» Problem description:
Reproduce every line of all the records below without changing anything, leaving out the pictures.

Items listed in a dataset:

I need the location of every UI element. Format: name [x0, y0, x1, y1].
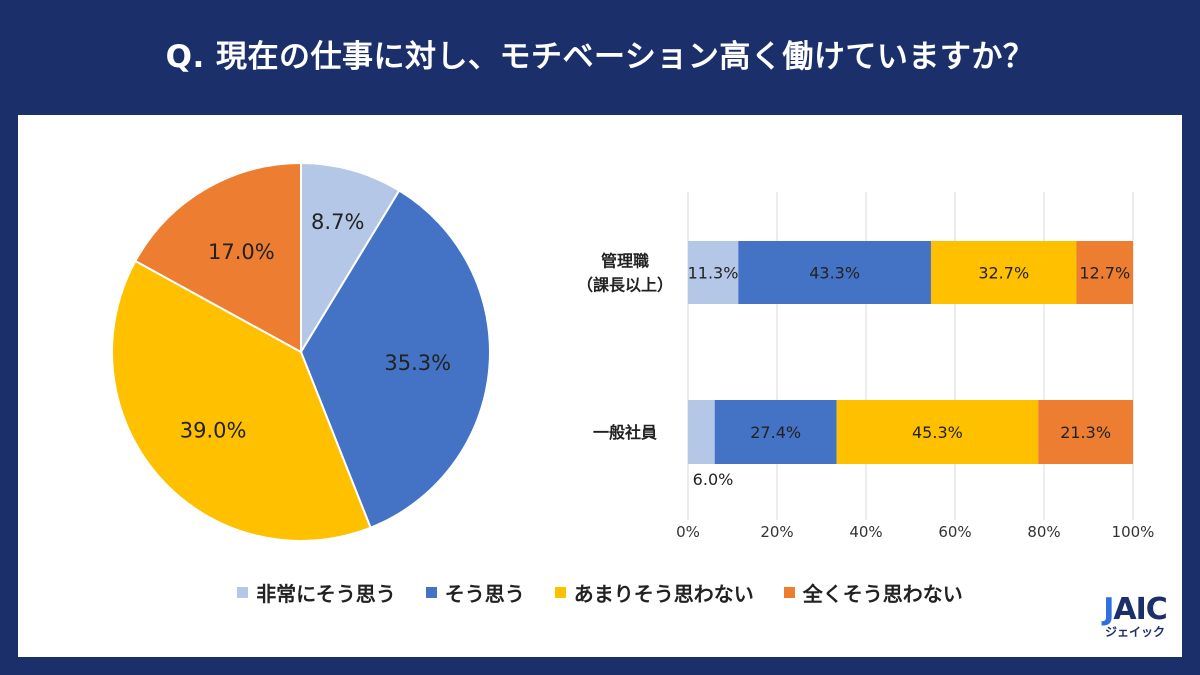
legend-label: 非常にそう思う — [256, 582, 396, 606]
bar-label: 32.7% — [978, 264, 1029, 283]
bar-label: 45.3% — [912, 423, 963, 442]
pie-label: 8.7% — [311, 210, 364, 234]
y-category-label: 管理職 — [601, 252, 649, 271]
x-tick-label: 100% — [1112, 523, 1155, 541]
legend-swatch — [425, 587, 437, 598]
page-title: Q. 現在の仕事に対し、モチベーション高く働けていますか？ — [165, 39, 1035, 75]
legend-swatch — [783, 587, 795, 598]
pie-label: 35.3% — [384, 351, 451, 375]
bar-label: 6.0% — [693, 470, 734, 489]
bar-label: 21.3% — [1060, 423, 1111, 442]
bar-label: 43.3% — [809, 264, 860, 283]
x-tick-label: 80% — [1027, 523, 1060, 541]
legend-item-agree: そう思う — [425, 578, 525, 607]
legend-swatch — [554, 587, 566, 598]
x-tick-label: 60% — [938, 523, 971, 541]
bar-label: 27.4% — [750, 423, 801, 442]
x-tick-label: 40% — [849, 523, 882, 541]
pie-slice — [134, 161, 302, 354]
pie-label: 39.0% — [180, 418, 247, 442]
logo-kana: ジェイック — [1104, 625, 1165, 639]
pie-slice — [299, 189, 491, 530]
pie-slice — [111, 259, 372, 542]
y-category-label: 一般社員 — [593, 423, 657, 442]
legend-item-disagree: あまりそう思わない — [554, 578, 754, 607]
legend-label: あまりそう思わない — [573, 582, 754, 606]
bar-label: 12.7% — [1079, 264, 1130, 283]
x-tick-label: 0% — [676, 523, 700, 541]
legend-item-very-agree: 非常にそう思う — [237, 578, 396, 607]
legend-swatch — [237, 587, 249, 598]
jaic-logo: JAIC ジェイック — [1090, 592, 1180, 640]
pie-label: 17.0% — [208, 240, 275, 264]
bar-segment — [688, 241, 739, 304]
y-category-label: （課長以上） — [577, 276, 673, 295]
bar-segment — [714, 400, 837, 464]
legend-label: 全くそう思わない — [802, 582, 963, 606]
legend-item-strongly-disagree: 全くそう思わない — [783, 578, 963, 607]
bar-label: 11.3% — [688, 264, 739, 283]
legend: 非常にそう思う そう思う あまりそう思わない 全くそう思わない — [0, 578, 1200, 607]
pie-slice — [300, 161, 401, 356]
legend-label: そう思う — [444, 582, 525, 606]
x-tick-label: 20% — [760, 523, 793, 541]
bar-segment — [836, 400, 1039, 464]
bar-segment — [1076, 241, 1133, 304]
bar-segment — [930, 241, 1077, 304]
bar-segment — [738, 241, 931, 304]
bar-segment — [1038, 400, 1133, 464]
bar-segment — [688, 400, 715, 464]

» Reply to the task:
I need the location of every UI element. Format: name [x0, y0, x1, y1].
legend-label: 非常にそう思う — [256, 582, 396, 606]
bar-label: 32.7% — [978, 264, 1029, 283]
bar-label: 45.3% — [912, 423, 963, 442]
pie-label: 8.7% — [311, 210, 364, 234]
y-category-label: 管理職 — [601, 252, 649, 271]
x-tick-label: 100% — [1112, 523, 1155, 541]
legend-swatch — [425, 587, 437, 598]
page-title: Q. 現在の仕事に対し、モチベーション高く働けていますか？ — [165, 39, 1035, 75]
legend-swatch — [783, 587, 795, 598]
pie-label: 35.3% — [384, 351, 451, 375]
bar-label: 6.0% — [693, 470, 734, 489]
bar-label: 21.3% — [1060, 423, 1111, 442]
bar-label: 43.3% — [809, 264, 860, 283]
x-tick-label: 80% — [1027, 523, 1060, 541]
legend-item-agree: そう思う — [425, 578, 525, 607]
legend-swatch — [554, 587, 566, 598]
x-tick-label: 60% — [938, 523, 971, 541]
bar-label: 27.4% — [750, 423, 801, 442]
x-tick-label: 40% — [849, 523, 882, 541]
pie-slice — [134, 161, 302, 354]
pie-label: 39.0% — [180, 418, 247, 442]
logo-kana: ジェイック — [1104, 625, 1165, 639]
pie-slice — [299, 189, 491, 530]
pie-slice — [111, 259, 372, 542]
y-category-label: 一般社員 — [593, 423, 657, 442]
legend-item-disagree: あまりそう思わない — [554, 578, 754, 607]
legend-label: あまりそう思わない — [573, 582, 754, 606]
bar-label: 12.7% — [1079, 264, 1130, 283]
x-tick-label: 0% — [676, 523, 700, 541]
legend-item-very-agree: 非常にそう思う — [237, 578, 396, 607]
legend-swatch — [237, 587, 249, 598]
jaic-logo: JAIC ジェイック — [1090, 592, 1180, 640]
pie-label: 17.0% — [208, 240, 275, 264]
bar-segment — [688, 241, 739, 304]
y-category-label: （課長以上） — [577, 276, 673, 295]
bar-segment — [714, 400, 837, 464]
legend-label: 全くそう思わない — [802, 582, 963, 606]
legend-item-strongly-disagree: 全くそう思わない — [783, 578, 963, 607]
bar-label: 11.3% — [688, 264, 739, 283]
legend: 非常にそう思う そう思う あまりそう思わない 全くそう思わない — [0, 578, 1200, 607]
pie-slice — [300, 161, 401, 356]
legend-label: そう思う — [444, 582, 525, 606]
x-tick-label: 20% — [760, 523, 793, 541]
bar-segment — [836, 400, 1039, 464]
bar-segment — [1076, 241, 1133, 304]
bar-segment — [930, 241, 1077, 304]
bar-segment — [738, 241, 931, 304]
bar-segment — [1038, 400, 1133, 464]
bar-segment — [688, 400, 715, 464]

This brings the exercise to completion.